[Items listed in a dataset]
....................

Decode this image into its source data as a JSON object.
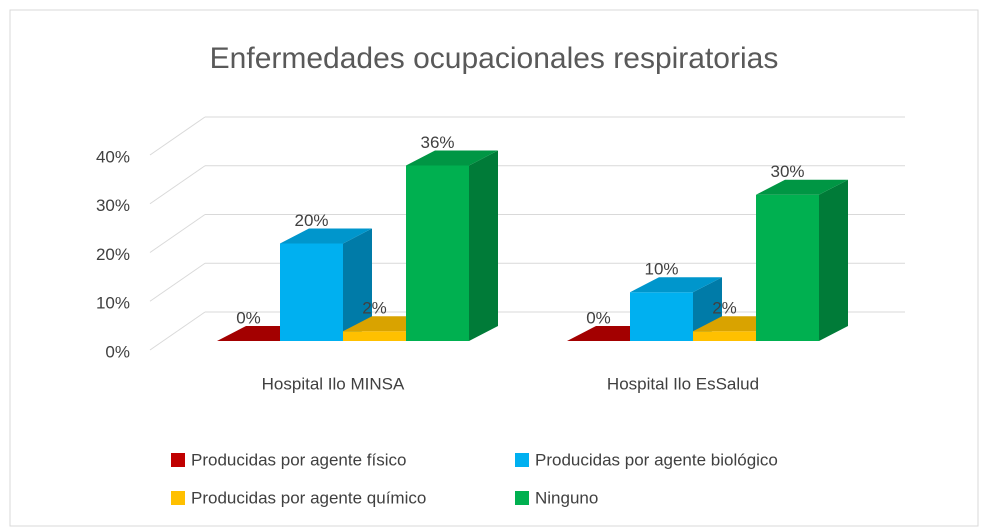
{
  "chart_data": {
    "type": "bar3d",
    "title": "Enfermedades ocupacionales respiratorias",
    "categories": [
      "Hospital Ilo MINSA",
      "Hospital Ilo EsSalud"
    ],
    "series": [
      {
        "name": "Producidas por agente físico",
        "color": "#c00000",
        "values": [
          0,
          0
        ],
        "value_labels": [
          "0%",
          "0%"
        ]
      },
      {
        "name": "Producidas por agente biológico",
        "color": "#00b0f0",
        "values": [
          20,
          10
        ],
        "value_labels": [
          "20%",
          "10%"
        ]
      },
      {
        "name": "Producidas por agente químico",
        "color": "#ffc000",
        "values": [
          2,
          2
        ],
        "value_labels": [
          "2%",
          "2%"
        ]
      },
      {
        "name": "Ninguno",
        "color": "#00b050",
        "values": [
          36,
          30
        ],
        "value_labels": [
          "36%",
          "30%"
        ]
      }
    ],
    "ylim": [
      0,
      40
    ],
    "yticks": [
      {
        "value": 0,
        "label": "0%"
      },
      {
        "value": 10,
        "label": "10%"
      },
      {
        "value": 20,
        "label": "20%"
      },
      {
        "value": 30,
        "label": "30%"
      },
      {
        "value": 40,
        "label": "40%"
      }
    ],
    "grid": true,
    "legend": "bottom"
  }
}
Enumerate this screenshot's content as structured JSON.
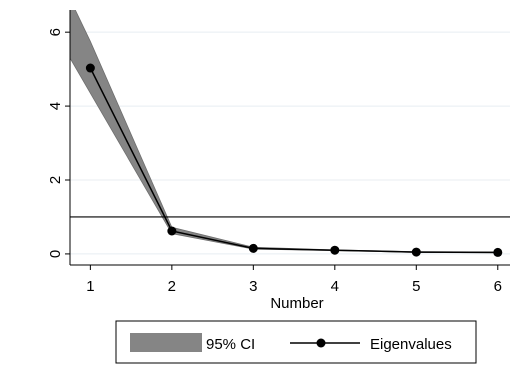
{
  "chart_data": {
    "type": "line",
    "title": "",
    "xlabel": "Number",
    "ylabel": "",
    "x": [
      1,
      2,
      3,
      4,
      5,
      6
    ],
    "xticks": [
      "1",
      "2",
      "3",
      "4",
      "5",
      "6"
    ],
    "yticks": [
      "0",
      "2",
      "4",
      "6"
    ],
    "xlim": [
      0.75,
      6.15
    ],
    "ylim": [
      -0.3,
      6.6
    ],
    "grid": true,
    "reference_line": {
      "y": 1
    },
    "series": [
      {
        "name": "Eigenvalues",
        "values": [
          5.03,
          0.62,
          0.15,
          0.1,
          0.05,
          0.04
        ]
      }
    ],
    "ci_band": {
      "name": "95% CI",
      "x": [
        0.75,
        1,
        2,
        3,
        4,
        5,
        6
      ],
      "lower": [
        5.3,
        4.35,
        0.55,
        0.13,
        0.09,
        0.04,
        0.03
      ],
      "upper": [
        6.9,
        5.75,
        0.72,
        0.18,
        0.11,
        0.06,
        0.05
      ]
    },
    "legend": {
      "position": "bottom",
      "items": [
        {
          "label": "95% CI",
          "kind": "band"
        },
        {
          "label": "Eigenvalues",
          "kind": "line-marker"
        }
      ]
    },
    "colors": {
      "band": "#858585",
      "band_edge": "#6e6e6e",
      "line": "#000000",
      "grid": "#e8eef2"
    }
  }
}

....................

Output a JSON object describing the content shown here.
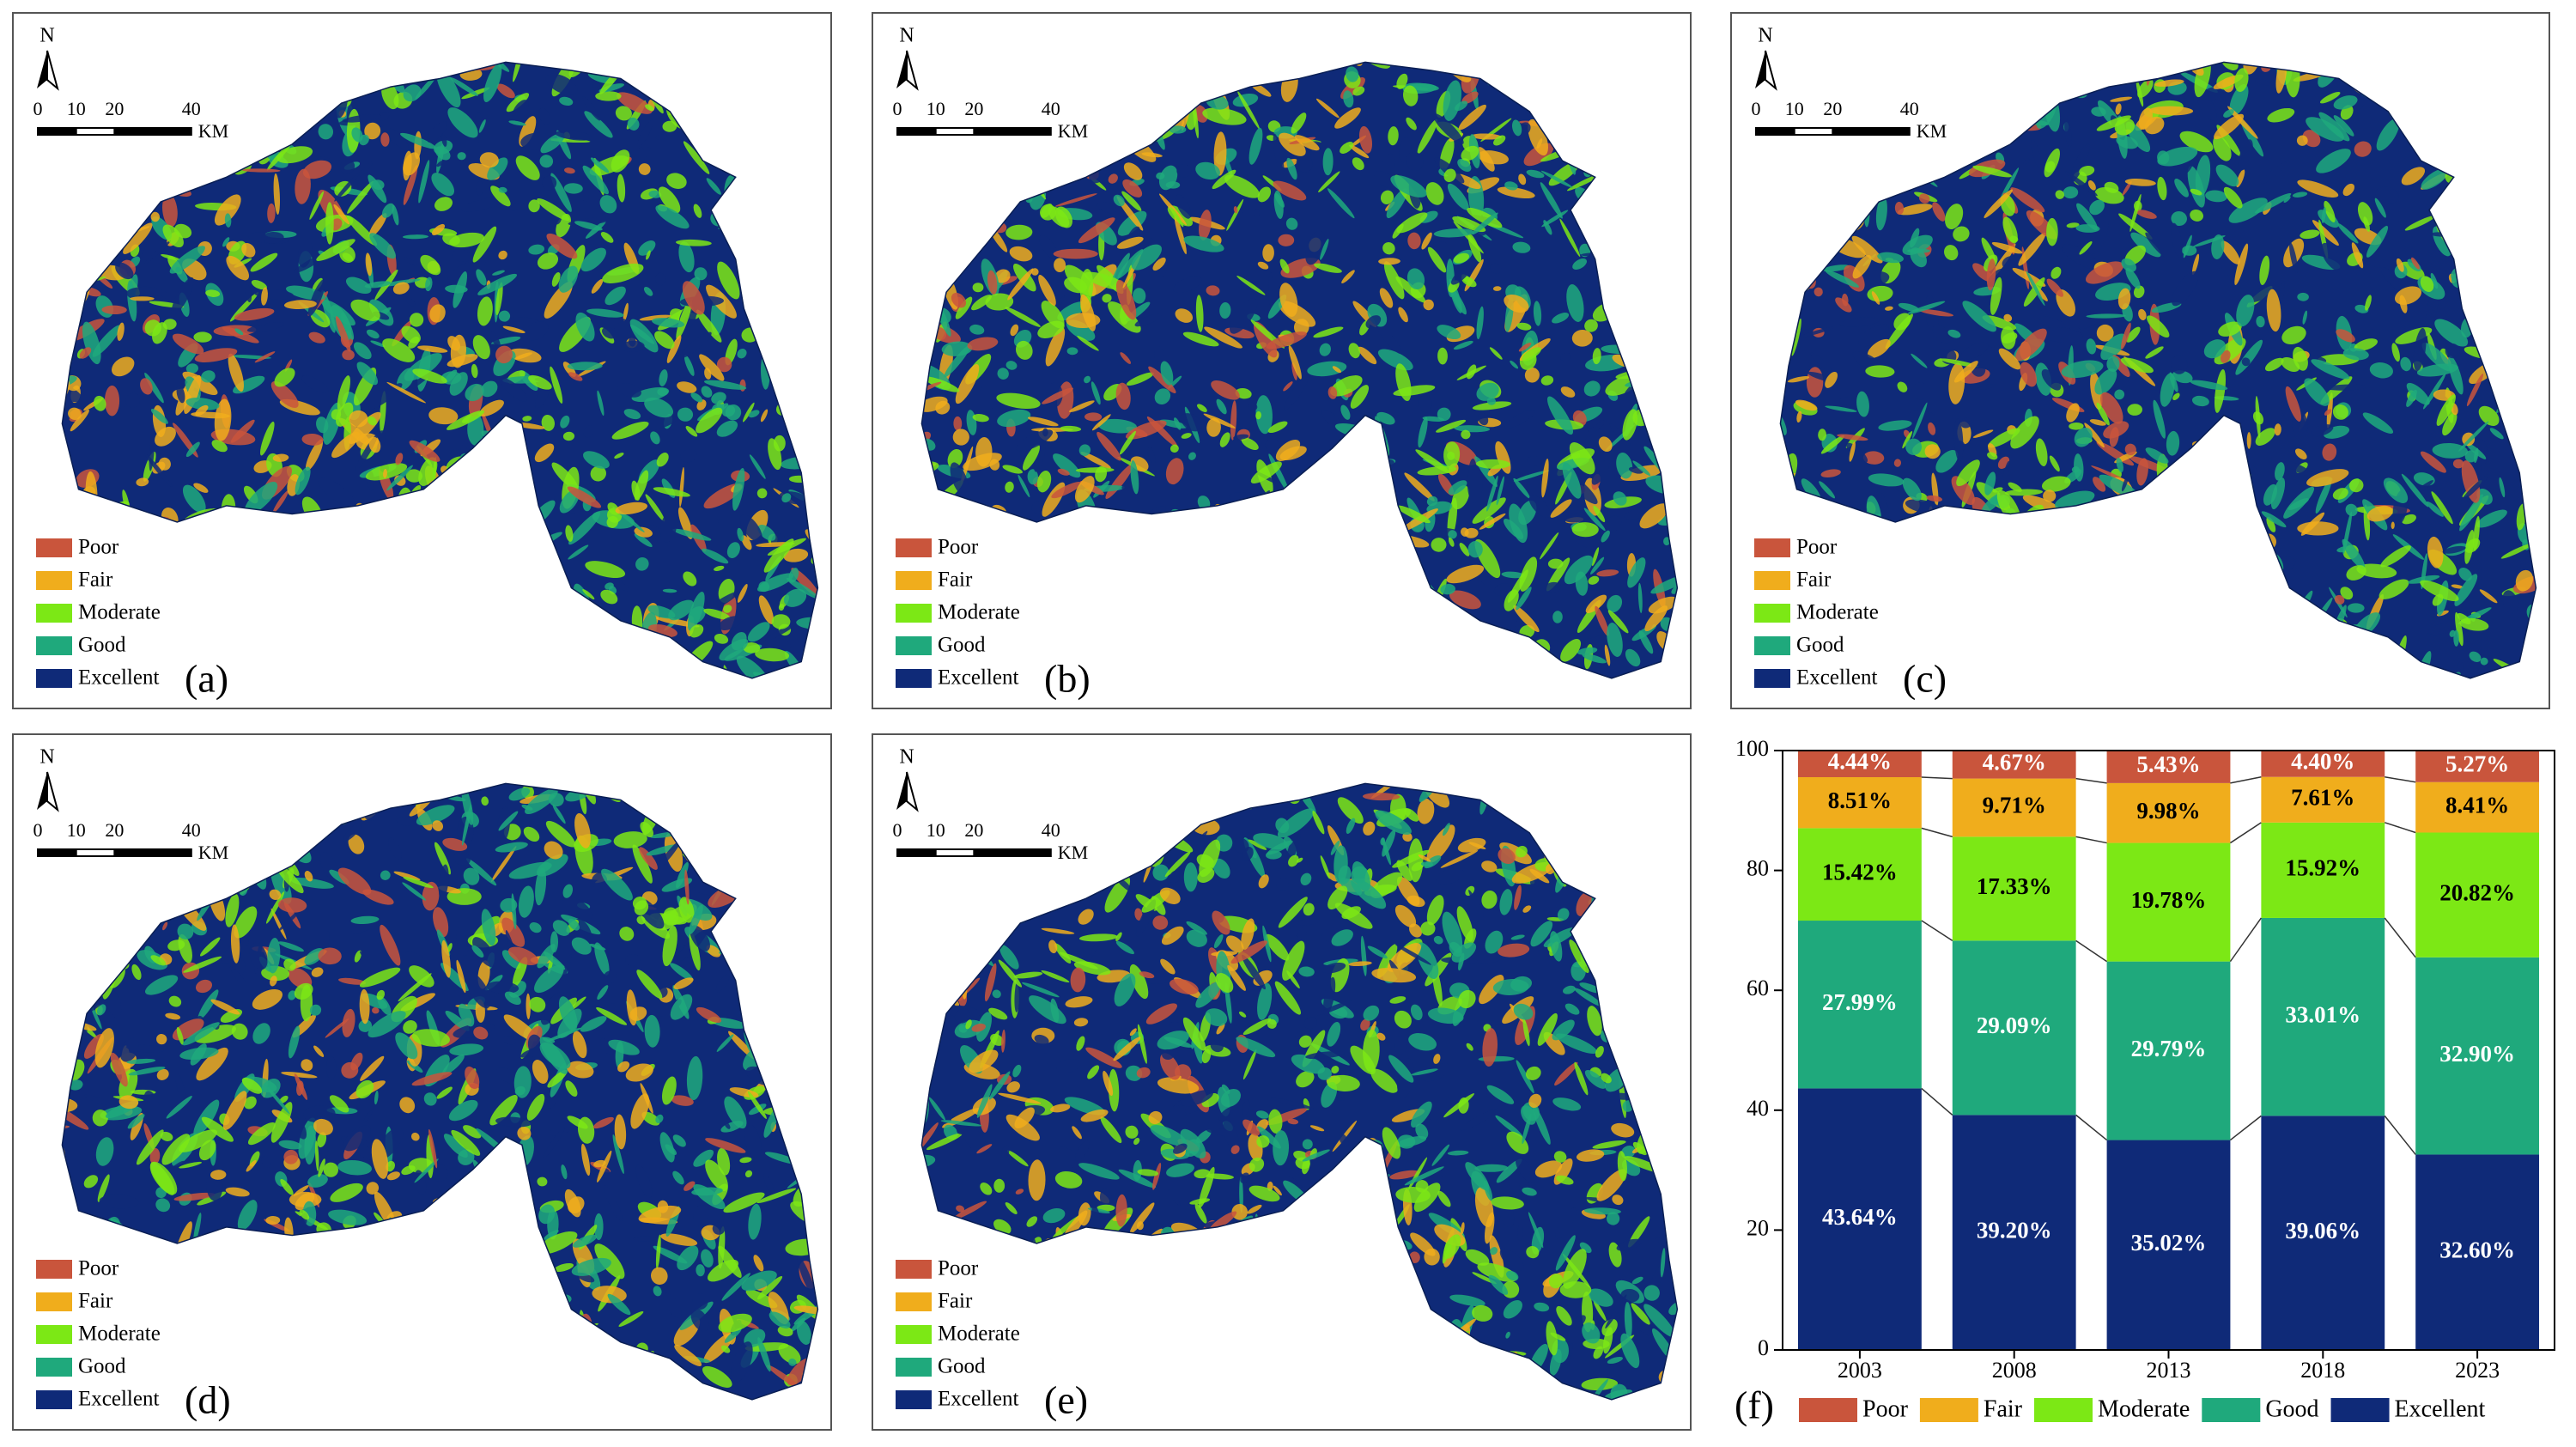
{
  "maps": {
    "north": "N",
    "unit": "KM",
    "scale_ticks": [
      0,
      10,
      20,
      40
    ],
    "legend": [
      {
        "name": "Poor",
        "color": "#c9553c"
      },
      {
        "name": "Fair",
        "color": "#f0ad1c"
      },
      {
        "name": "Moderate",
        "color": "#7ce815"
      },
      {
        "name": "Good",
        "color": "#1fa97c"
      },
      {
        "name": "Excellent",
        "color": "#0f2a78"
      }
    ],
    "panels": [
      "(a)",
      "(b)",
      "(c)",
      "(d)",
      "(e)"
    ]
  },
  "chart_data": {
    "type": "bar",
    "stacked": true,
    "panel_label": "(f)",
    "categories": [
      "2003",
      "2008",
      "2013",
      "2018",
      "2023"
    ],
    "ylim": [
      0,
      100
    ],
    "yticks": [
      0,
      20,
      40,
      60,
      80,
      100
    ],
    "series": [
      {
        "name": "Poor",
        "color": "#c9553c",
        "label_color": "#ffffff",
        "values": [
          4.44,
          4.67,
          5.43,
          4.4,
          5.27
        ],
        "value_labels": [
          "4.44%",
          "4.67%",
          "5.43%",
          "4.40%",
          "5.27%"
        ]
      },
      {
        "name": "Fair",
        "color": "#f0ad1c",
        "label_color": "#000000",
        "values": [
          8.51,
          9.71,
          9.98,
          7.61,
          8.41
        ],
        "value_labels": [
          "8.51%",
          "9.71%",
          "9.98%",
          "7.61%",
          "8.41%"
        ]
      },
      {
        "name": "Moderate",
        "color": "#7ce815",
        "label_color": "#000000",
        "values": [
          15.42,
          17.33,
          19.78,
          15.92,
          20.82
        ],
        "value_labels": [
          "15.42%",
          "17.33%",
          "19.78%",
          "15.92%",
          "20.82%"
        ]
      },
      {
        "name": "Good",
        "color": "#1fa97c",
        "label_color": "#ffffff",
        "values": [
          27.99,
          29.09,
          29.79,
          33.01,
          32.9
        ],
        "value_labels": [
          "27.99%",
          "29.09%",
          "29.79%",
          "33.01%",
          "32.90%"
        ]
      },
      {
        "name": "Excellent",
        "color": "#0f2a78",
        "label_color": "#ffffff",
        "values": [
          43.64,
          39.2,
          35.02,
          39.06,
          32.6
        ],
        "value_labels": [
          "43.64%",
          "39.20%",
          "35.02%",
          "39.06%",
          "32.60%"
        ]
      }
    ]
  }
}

....................

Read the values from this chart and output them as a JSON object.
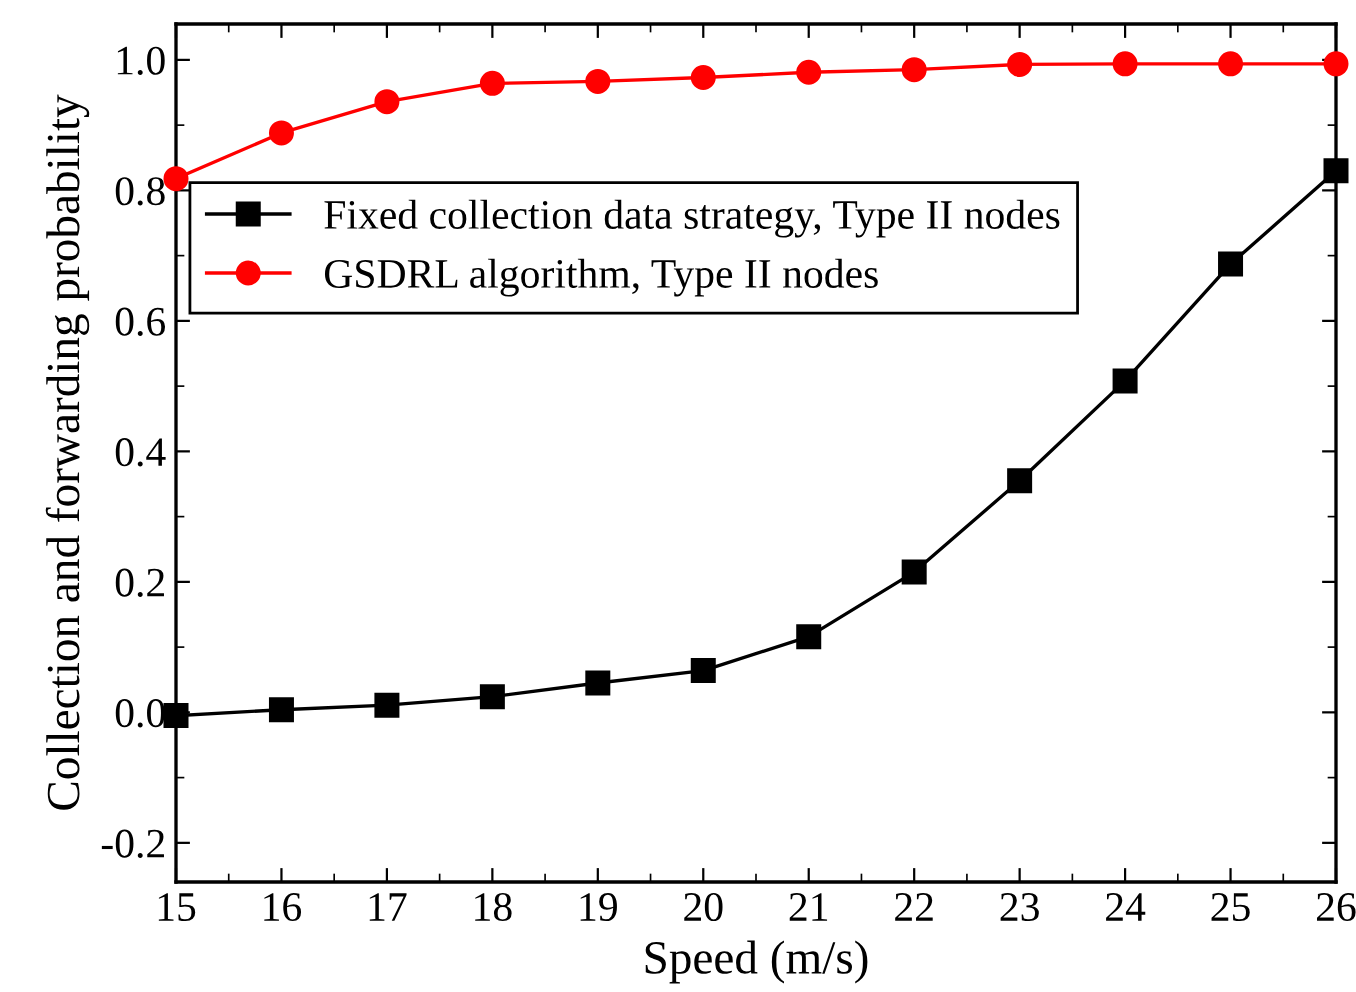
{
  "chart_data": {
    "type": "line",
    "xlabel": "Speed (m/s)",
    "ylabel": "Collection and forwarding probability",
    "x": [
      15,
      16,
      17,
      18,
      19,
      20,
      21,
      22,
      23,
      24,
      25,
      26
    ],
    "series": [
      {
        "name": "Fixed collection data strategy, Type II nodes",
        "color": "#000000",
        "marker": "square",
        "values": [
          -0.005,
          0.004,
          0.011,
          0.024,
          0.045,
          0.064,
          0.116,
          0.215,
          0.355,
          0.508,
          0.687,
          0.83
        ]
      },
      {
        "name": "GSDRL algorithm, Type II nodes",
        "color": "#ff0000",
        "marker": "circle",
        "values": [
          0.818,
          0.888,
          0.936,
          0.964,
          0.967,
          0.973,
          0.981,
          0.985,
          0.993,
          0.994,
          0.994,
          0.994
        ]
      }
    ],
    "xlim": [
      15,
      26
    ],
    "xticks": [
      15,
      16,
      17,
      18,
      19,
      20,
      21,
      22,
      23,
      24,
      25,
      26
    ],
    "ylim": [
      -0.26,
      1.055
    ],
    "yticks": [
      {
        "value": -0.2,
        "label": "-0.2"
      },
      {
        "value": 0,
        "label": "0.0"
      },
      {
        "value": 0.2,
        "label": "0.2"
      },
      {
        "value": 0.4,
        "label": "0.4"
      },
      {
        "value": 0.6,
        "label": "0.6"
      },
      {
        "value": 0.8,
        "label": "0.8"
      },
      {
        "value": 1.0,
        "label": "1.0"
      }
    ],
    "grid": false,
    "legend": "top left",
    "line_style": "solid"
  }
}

....................

● **THE EXERCISE**:
Check each line of the records for "agente" and copy the ones that contain it.

● **RESULT**:
        "name": "Producidas por agente físico",
        "name": "Producidas por agente biológico",
        "name": "Producidas por agente químico",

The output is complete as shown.